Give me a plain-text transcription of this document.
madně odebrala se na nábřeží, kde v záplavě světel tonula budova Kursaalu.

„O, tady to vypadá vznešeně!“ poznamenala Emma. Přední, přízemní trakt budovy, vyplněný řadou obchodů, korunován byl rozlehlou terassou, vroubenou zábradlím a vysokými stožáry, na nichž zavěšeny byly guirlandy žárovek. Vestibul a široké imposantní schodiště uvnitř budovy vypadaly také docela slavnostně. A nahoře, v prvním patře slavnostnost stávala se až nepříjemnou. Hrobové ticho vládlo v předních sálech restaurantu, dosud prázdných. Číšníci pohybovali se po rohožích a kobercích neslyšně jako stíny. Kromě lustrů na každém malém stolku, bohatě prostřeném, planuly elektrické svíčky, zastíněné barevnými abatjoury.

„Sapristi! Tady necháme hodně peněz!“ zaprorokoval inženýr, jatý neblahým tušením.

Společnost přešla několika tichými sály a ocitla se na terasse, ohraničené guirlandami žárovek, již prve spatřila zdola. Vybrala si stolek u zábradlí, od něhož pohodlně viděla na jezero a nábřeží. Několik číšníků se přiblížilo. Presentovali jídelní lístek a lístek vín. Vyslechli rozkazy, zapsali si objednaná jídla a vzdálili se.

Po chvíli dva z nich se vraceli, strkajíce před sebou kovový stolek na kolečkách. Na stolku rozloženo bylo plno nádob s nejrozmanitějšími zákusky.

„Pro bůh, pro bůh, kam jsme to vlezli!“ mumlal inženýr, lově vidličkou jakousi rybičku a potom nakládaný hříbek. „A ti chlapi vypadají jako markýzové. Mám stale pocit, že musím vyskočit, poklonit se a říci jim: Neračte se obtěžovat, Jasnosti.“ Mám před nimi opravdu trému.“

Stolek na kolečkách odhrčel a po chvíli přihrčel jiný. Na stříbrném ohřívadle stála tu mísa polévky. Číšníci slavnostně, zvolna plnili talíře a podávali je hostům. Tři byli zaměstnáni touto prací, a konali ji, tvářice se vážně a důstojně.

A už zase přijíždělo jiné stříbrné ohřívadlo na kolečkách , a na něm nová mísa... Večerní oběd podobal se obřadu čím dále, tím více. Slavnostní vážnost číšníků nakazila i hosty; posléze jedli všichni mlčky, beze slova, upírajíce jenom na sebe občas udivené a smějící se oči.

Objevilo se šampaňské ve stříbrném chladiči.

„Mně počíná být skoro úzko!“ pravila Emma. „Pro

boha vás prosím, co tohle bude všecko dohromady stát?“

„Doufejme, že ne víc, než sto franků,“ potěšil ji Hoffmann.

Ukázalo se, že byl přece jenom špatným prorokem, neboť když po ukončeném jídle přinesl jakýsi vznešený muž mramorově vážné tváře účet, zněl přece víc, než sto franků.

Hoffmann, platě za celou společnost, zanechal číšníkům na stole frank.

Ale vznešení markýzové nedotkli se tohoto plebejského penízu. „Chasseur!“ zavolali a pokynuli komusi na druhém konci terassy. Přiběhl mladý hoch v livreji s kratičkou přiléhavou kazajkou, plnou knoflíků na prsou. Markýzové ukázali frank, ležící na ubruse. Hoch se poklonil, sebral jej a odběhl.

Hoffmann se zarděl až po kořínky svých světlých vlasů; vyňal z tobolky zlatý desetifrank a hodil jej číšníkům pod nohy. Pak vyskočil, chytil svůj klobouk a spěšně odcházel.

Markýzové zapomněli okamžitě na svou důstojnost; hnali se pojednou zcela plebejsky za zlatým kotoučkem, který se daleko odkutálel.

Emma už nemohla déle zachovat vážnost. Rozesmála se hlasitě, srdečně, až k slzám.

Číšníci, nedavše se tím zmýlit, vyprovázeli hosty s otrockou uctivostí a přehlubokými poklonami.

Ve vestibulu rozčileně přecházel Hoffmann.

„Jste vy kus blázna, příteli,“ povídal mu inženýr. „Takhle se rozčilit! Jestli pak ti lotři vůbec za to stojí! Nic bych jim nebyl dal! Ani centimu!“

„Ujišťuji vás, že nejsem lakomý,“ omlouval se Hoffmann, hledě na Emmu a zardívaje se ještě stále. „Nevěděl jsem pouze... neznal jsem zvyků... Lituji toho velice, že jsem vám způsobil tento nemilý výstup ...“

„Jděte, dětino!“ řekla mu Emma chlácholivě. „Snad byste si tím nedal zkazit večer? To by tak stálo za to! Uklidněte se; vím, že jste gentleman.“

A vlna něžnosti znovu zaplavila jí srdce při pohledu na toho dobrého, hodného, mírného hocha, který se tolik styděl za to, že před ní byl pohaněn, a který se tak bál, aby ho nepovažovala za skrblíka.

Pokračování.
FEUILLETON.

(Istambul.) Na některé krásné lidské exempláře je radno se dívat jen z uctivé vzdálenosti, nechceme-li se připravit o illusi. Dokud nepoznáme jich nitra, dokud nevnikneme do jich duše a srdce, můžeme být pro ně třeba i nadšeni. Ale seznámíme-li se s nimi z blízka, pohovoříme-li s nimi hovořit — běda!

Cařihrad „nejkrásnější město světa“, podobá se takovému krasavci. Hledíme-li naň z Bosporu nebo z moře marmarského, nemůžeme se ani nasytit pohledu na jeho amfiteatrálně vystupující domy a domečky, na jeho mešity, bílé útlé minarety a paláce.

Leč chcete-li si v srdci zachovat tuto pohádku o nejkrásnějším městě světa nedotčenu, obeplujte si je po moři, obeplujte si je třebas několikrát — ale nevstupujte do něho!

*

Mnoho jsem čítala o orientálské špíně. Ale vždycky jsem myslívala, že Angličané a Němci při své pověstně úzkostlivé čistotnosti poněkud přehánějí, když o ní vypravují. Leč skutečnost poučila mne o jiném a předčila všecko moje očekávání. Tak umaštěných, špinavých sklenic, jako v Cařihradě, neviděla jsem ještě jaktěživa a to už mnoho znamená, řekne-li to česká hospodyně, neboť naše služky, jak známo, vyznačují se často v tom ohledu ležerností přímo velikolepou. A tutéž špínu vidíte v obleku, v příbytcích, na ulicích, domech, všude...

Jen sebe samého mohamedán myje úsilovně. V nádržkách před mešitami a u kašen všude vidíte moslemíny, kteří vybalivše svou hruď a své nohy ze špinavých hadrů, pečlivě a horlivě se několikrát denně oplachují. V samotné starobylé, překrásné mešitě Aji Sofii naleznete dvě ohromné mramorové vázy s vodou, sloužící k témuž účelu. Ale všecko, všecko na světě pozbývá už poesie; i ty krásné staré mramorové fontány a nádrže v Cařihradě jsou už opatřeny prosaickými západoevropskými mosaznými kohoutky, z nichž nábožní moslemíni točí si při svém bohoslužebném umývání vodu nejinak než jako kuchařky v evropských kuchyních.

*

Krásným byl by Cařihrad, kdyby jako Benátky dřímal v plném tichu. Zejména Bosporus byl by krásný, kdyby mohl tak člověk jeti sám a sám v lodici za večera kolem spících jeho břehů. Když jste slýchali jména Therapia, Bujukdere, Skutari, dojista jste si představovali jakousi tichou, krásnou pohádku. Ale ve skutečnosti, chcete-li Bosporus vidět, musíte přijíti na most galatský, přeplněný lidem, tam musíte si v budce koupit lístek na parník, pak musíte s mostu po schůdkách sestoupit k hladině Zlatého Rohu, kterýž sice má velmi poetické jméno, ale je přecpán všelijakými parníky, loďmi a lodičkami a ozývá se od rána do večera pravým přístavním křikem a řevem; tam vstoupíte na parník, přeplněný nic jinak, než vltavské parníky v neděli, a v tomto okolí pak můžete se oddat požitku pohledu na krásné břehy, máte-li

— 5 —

What you are asked to do:
Word for word, write out all of the data above.

Output of the exercise:
Give me a plain-text transcription of this document.
madně odebrala se na nábřeží, kde v záplavě světel tonula budova Kursaalu.

„O, tady to vypadá vznešeně!“ poznamenala Emma. Přední, přízemní trakt budovy, vyplněný řadou obchodů, korunován byl rozlehlou terassou, vroubenou zábradlím a vysokými stožáry, na nichž zavěšeny byly guirlandy žárovek. Vestibul a široké imposantní schodiště uvnitř budovy vypadaly také docela slavnostně. A nahoře, v prvním patře slavnostnost stávala se až nepříjemnou. Hrobové ticho vládlo v předních sálech restaurantu, dosud prázdných. Číšníci pohybovali se po rohožích a kobercích neslyšně jako stíny. Kromě lustrů na každém malém stolku, bohatě prostřeném, planuly elektrické svíčky, zastíněné barevnými abatjoury.

„Sapristi! Tady necháme hodně peněz!“ zaprorokoval inženýr, jatý neblahým tušením.

Společnost přešla několika tichými sály a ocitla se na terasse, ohraničené guirlandami žárovek, již prve spatřila zdola. Vybrala si stolek u zábradlí, od něhož pohodlně viděla na jezero a nábřeží. Několik číšníků se přiblížilo. Presentovali jídelní lístek a lístek vín. Vyslechli rozkazy, zapsali si objednaná jídla a vzdálili se.

Po chvíli dva z nich se vraceli, strkajíce před sebou kovový stolek na kolečkách. Na stolku rozloženo bylo plno nádob s nejrozmanitějšími zákusky.

„Pro bůh, pro bůh, kam jsme to vlezli!“ mumlal inženýr, lově vidličkou jakousi rybičku a potom nakládaný hříbek. „A ti chlapi vypadají jako markýzové. Mám stale pocit, že musím vyskočit, poklonit se a říci jim: Neračte se obtěžovat, Jasnosti.“ Mám před nimi opravdu trému.“

Stolek na kolečkách odhrčel a po chvíli přihrčel jiný. Na stříbrném ohřívadle stála tu mísa polévky. Číšníci slavnostně, zvolna plnili talíře a podávali je hostům. Tři byli zaměstnáni touto prací, a konali ji, tvářice se vážně a důstojně.

A už zase přijíždělo jiné stříbrné ohřívadlo na kolečkách , a na něm nová mísa... Večerní oběd podobal se obřadu čím dále, tím více. Slavnostní vážnost číšníků nakazila i hosty; posléze jedli všichni mlčky, beze slova, upírajíce jenom na sebe občas udivené a smějící se oči.

Objevilo se šampaňské ve stříbrném chladiči.

„Mně počíná být skoro úzko!“ pravila Emma. „Pro

boha vás prosím, co tohle bude všecko dohromady stát?“

„Doufejme, že ne víc, než sto franků,“ potěšil ji Hoffmann.

Ukázalo se, že byl přece jenom špatným prorokem, neboť když po ukončeném jídle přinesl jakýsi vznešený muž mramorově vážné tváře účet, zněl přece víc, než sto franků.

Hoffmann, platě za celou společnost, zanechal číšníkům na stole frank.

Ale vznešení markýzové nedotkli se tohoto plebejského penízu. „Chasseur!“ zavolali a pokynuli komusi na druhém konci terassy. Přiběhl mladý hoch v livreji s kratičkou přiléhavou kazajkou, plnou knoflíků na prsou. Markýzové ukázali frank, ležící na ubruse. Hoch se poklonil, sebral jej a odběhl.

Hoffmann se zarděl až po kořínky svých světlých vlasů; vyňal z tobolky zlatý desetifrank a hodil jej číšníkům pod nohy. Pak vyskočil, chytil svůj klobouk a spěšně odcházel.

Markýzové zapomněli okamžitě na svou důstojnost; hnali se pojednou zcela plebejsky za zlatým kotoučkem, který se daleko odkutálel.

Emma už nemohla déle zachovat vážnost. Rozesmála se hlasitě, srdečně, až k slzám.

Číšníci, nedavše se tím zmýlit, vyprovázeli hosty s otrockou uctivostí a přehlubokými poklonami.

Ve vestibulu rozčileně přecházel Hoffmann.

„Jste vy kus blázna, příteli,“ povídal mu inženýr. „Takhle se rozčilit! Jestli pak ti lotři vůbec za to stojí! Nic bych jim nebyl dal! Ani centimu!“

„Ujišťuji vás, že nejsem lakomý,“ omlouval se Hoffmann, hledě na Emmu a zardívaje se ještě stále. „Nevěděl jsem pouze... neznal jsem zvyků... Lituji toho velice, že jsem vám způsobil tento nemilý výstup ...“

„Jděte, dětino!“ řekla mu Emma chlácholivě. „Snad byste si tím nedal zkazit večer? To by tak stálo za to! Uklidněte se; vím, že jste gentleman.“

A vlna něžnosti znovu zaplavila jí srdce při pohledu na toho dobrého, hodného, mírného hocha, který se tolik styděl za to, že před ní byl pohaněn, a který se tak bál, aby ho nepovažovala za skrblíka.

Pokračování.
FEUILLETON.

(Istambul.) Na některé krásné lidské exempláře je radno se dívat jen z uctivé vzdálenosti, nechceme-li se připravit o illusi. Dokud nepoznáme jich nitra, dokud nevnikneme do jich duše a srdce, můžeme být pro ně třeba i nadšeni. Ale seznámíme-li se s nimi z blízka, pohovoříme-li s nimi hovořit — běda!

Cařihrad „nejkrásnější město světa“, podobá se takovému krasavci. Hledíme-li naň z Bosporu nebo z moře marmarského, nemůžeme se ani nasytit pohledu na jeho amfiteatrálně vystupující domy a domečky, na jeho mešity, bílé útlé minarety a paláce.

Leč chcete-li si v srdci zachovat tuto pohádku o nejkrásnějším městě světa nedotčenu, obeplujte si je po moři, obeplujte si je třebas několikrát — ale nevstupujte do něho!

*

Mnoho jsem čítala o orientálské špíně. Ale vždycky jsem myslívala, že Angličané a Němci při své pověstně úzkostlivé čistotnosti poněkud přehánějí, když o ní vypravují. Leč skutečnost poučila mne o jiném a předčila všecko moje očekávání. Tak umaštěných, špinavých sklenic, jako v Cařihradě, neviděla jsem ještě jaktěživa a to už mnoho znamená, řekne-li to česká hospodyně, neboť naše služky, jak známo, vyznačují se často v tom ohledu ležerností přímo velikolepou. A tutéž špínu vidíte v obleku, v příbytcích, na ulicích, domech, všude...

Jen sebe samého mohamedán myje úsilovně. V nádržkách před mešitami a u kašen všude vidíte moslemíny, kteří vybalivše svou hruď a své nohy ze špinavých hadrů, pečlivě a horlivě se několikrát denně oplachují. V samotné starobylé, překrásné mešitě Aji Sofii naleznete dvě ohromné mramorové vázy s vodou, sloužící k témuž účelu. Ale všecko, všecko na světě pozbývá už poesie; i ty krásné staré mramorové fontány a nádrže v Cařihradě jsou už opatřeny prosaickými západoevropskými mosaznými kohoutky, z nichž nábožní moslemíni točí si při svém bohoslužebném umývání vodu nejinak než jako kuchařky v evropských kuchyních.

*

Krásným byl by Cařihrad, kdyby jako Benátky dřímal v plném tichu. Zejména Bosporus byl by krásný, kdyby mohl tak člověk jeti sám a sám v lodici za večera kolem spících jeho břehů. Když jste slýchali jména Therapia, Bujukdere, Skutari, dojista jste si představovali jakousi tichou, krásnou pohádku. Ale ve skutečnosti, chcete-li Bosporus vidět, musíte přijíti na most galatský, přeplněný lidem, tam musíte si v budce koupit lístek na parník, pak musíte s mostu po schůdkách sestoupit k hladině Zlatého Rohu, kterýž sice má velmi poetické jméno, ale je přecpán všelijakými parníky, loďmi a lodičkami a ozývá se od rána do večera pravým přístavním křikem a řevem; tam vstoupíte na parník, přeplněný nic jinak, než vltavské parníky v neděli, a v tomto okolí pak můžete se oddat požitku pohledu na krásné břehy, máte-li

— 5 —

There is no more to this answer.